**INPUT:**

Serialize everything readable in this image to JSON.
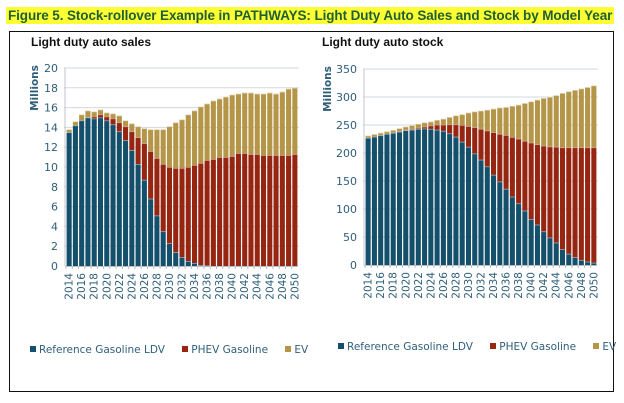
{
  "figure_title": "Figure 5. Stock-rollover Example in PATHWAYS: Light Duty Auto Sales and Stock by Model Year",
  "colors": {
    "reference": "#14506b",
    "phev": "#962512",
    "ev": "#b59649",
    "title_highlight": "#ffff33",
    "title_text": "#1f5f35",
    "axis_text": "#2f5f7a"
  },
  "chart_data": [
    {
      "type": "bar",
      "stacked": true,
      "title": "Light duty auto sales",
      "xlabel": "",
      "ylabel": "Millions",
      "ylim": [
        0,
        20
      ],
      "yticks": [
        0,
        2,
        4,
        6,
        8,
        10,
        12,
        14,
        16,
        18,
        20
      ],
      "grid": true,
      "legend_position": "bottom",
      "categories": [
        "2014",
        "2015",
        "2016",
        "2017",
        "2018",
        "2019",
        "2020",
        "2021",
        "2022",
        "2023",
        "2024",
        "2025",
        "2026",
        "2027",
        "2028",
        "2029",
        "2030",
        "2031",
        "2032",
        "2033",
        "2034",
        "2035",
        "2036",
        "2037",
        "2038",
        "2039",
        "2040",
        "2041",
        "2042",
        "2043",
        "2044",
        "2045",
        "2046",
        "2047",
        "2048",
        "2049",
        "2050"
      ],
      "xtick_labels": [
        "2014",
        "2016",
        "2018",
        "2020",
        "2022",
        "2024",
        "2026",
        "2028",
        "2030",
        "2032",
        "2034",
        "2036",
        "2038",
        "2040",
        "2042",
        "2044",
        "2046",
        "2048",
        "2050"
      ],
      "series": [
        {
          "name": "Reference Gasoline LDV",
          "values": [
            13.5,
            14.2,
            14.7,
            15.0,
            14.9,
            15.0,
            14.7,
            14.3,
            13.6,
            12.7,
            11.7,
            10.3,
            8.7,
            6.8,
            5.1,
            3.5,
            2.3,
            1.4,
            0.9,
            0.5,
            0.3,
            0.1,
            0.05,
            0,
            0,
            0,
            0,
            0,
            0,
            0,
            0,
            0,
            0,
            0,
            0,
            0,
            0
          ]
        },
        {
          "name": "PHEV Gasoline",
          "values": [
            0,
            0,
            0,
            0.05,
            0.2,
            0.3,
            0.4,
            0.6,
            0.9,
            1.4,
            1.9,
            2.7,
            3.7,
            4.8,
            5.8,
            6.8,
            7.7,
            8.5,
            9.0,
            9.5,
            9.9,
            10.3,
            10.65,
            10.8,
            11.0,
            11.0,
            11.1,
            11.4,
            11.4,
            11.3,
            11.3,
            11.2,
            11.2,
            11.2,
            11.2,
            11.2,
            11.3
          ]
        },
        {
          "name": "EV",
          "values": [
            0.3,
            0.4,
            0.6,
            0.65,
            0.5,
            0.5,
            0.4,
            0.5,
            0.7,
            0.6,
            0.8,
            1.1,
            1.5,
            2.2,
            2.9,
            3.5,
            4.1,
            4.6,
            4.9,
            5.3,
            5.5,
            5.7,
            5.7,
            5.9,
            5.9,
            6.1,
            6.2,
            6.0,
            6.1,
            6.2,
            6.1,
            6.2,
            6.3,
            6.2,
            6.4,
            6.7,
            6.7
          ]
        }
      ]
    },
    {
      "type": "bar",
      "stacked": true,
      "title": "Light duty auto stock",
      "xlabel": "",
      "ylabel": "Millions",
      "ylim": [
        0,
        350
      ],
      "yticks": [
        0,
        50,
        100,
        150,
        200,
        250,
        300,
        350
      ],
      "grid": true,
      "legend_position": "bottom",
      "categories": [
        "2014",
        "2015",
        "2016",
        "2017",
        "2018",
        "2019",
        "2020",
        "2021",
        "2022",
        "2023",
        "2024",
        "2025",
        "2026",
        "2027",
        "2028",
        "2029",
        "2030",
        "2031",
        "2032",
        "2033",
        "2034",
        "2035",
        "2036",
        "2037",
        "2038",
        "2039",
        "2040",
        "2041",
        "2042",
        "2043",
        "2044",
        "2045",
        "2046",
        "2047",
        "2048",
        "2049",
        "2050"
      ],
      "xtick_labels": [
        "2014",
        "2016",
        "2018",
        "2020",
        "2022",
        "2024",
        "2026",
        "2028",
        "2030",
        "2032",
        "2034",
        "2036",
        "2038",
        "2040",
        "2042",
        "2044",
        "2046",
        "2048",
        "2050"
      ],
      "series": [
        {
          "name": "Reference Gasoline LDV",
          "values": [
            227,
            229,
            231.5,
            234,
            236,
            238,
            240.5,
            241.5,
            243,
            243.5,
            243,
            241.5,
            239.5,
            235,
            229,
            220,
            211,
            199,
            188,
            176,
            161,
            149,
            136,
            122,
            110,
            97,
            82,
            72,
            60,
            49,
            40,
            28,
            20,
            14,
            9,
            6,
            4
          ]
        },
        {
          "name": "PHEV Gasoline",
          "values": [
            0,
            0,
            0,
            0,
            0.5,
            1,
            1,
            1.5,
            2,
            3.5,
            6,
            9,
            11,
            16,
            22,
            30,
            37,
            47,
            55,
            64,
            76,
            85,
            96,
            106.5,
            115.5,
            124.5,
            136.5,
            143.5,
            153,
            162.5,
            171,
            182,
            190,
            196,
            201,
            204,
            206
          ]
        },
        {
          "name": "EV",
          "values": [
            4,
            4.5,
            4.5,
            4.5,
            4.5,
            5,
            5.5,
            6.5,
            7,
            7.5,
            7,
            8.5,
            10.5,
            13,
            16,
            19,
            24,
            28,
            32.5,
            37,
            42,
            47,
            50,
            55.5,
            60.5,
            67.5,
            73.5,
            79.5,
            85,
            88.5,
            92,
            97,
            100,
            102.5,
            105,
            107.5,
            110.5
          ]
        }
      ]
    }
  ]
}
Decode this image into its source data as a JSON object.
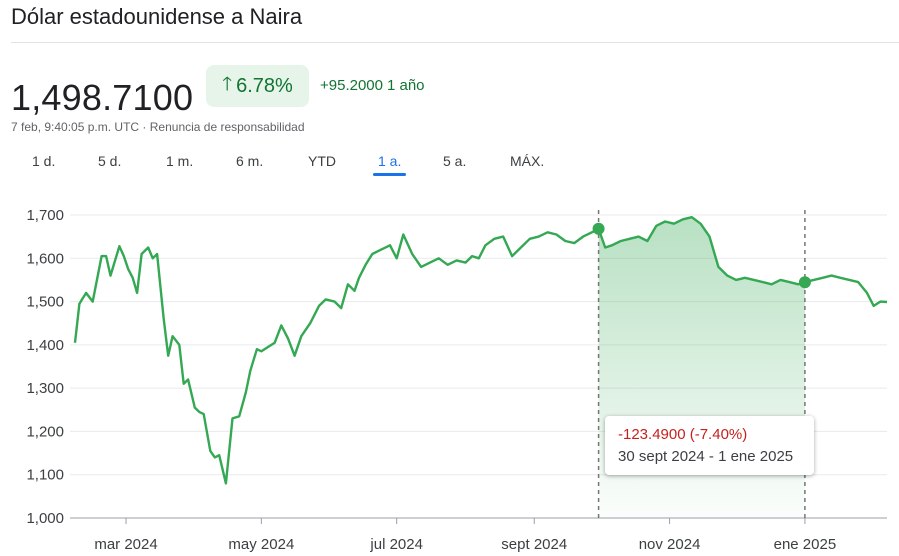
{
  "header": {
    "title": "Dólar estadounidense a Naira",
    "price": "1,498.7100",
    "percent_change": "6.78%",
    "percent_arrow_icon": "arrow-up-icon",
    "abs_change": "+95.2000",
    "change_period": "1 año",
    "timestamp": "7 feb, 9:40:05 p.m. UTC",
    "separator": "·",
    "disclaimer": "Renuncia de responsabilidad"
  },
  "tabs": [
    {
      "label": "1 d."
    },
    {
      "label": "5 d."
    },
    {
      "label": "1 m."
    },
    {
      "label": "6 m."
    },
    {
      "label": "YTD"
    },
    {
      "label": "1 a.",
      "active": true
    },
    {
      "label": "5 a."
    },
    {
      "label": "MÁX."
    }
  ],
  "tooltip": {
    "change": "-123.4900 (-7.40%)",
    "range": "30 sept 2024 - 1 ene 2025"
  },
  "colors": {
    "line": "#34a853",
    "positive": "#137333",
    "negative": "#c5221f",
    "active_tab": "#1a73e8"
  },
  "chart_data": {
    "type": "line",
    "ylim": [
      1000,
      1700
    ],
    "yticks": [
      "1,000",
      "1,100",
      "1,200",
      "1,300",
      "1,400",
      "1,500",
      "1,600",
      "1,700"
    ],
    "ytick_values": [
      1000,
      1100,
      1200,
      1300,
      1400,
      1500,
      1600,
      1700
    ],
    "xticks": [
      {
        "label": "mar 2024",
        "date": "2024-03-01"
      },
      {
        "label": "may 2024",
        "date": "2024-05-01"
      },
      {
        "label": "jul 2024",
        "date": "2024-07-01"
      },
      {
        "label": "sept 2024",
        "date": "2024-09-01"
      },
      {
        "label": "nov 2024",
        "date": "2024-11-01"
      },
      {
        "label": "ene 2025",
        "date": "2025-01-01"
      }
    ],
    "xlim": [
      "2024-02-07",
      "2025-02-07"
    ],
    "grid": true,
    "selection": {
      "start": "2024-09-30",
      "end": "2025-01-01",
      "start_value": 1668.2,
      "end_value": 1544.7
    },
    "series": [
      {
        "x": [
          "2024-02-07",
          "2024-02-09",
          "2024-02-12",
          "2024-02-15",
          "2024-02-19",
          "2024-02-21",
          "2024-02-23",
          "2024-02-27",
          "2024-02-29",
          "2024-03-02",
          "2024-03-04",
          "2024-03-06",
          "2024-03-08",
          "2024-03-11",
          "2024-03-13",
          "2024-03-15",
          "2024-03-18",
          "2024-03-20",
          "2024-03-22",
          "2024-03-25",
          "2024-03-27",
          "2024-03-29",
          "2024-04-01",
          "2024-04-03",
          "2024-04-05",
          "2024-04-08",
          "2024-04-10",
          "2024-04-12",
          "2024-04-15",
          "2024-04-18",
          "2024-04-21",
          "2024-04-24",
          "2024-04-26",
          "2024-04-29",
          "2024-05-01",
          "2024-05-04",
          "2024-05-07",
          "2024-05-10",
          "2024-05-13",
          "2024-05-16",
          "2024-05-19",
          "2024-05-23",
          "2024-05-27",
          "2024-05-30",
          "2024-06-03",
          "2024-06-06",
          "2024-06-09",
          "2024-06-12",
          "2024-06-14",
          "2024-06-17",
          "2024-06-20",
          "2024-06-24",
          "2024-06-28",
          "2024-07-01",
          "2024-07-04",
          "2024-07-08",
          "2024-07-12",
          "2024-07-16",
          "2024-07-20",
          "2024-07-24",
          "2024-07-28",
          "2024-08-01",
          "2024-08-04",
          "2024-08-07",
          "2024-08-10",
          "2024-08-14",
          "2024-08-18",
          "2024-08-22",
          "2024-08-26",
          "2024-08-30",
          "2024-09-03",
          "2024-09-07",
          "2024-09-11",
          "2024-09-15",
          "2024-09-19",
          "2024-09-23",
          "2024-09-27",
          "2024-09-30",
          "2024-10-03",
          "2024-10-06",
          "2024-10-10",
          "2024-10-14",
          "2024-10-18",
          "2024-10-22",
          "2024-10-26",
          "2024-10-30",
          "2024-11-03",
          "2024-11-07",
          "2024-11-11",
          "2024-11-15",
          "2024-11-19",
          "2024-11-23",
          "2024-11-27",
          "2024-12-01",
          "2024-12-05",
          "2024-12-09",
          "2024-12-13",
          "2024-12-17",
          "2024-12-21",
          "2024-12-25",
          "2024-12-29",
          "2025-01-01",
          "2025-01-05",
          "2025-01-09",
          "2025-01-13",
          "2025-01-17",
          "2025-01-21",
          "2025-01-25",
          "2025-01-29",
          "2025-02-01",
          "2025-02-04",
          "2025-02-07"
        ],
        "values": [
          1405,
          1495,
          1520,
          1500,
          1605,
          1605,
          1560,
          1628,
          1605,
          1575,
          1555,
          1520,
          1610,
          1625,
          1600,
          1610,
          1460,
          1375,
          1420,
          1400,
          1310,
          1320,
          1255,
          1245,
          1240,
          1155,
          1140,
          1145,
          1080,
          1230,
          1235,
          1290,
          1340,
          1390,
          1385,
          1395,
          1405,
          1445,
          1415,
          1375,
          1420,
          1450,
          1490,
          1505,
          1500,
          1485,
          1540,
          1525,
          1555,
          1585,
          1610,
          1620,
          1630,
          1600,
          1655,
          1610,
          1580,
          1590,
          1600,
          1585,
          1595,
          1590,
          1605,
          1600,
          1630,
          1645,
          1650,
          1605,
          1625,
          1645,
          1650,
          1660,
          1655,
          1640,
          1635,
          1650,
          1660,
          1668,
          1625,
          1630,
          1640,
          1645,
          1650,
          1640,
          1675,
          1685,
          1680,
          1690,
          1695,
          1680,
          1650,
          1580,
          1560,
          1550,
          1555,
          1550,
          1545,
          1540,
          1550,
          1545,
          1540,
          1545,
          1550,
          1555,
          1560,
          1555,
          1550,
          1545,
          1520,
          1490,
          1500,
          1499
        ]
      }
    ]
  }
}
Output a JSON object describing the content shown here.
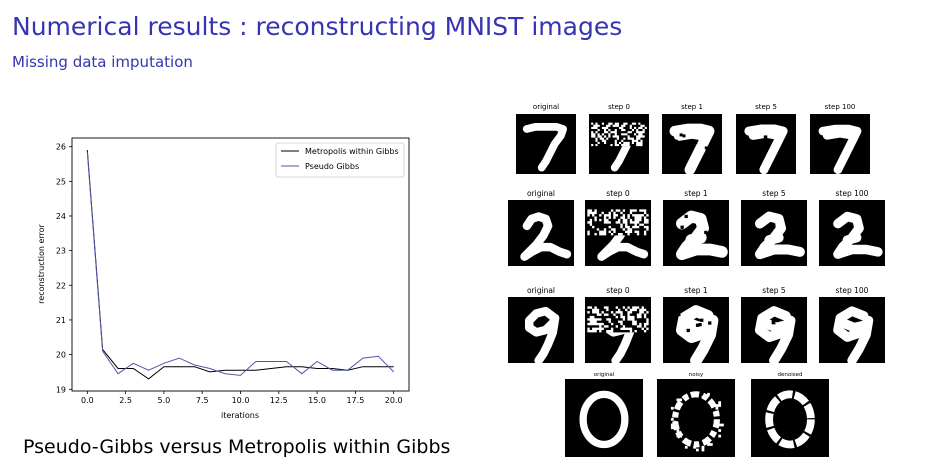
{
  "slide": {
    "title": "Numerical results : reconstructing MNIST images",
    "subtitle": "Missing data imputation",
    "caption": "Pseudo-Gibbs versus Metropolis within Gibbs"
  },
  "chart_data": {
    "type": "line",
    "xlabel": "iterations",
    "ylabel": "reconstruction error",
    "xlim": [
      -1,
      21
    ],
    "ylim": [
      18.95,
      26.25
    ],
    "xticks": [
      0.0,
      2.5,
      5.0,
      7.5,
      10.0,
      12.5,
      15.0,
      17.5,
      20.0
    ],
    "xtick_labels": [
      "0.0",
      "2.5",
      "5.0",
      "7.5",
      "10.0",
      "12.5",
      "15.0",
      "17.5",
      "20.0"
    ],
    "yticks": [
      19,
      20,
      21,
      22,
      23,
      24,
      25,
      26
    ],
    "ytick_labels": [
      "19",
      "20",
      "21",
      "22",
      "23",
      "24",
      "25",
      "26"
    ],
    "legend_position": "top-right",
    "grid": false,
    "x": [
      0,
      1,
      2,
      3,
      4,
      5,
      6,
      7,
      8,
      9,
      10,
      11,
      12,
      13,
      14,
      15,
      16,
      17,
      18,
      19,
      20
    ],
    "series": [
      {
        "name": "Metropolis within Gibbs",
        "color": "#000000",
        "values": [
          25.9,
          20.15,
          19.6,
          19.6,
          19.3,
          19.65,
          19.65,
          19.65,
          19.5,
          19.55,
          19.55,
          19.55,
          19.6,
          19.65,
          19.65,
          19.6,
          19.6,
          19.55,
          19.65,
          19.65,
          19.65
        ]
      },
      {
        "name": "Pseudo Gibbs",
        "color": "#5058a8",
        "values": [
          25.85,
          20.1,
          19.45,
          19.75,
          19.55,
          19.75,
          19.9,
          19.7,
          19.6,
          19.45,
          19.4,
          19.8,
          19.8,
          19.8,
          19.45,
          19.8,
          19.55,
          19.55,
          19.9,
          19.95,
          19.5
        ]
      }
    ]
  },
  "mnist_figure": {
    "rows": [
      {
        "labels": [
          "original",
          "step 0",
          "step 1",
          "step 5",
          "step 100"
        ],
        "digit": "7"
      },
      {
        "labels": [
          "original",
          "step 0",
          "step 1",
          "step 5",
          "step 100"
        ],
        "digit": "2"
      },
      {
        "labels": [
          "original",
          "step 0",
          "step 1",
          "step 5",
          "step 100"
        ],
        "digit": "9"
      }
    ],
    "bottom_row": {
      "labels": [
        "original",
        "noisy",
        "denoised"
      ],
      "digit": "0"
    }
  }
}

**EXERCISE BRIEF:** Identify every line where the string "this" appears.

**RESPONSE:**
Serialize everything readable in this image to JSON.
Decode this image into its source data as a JSON object.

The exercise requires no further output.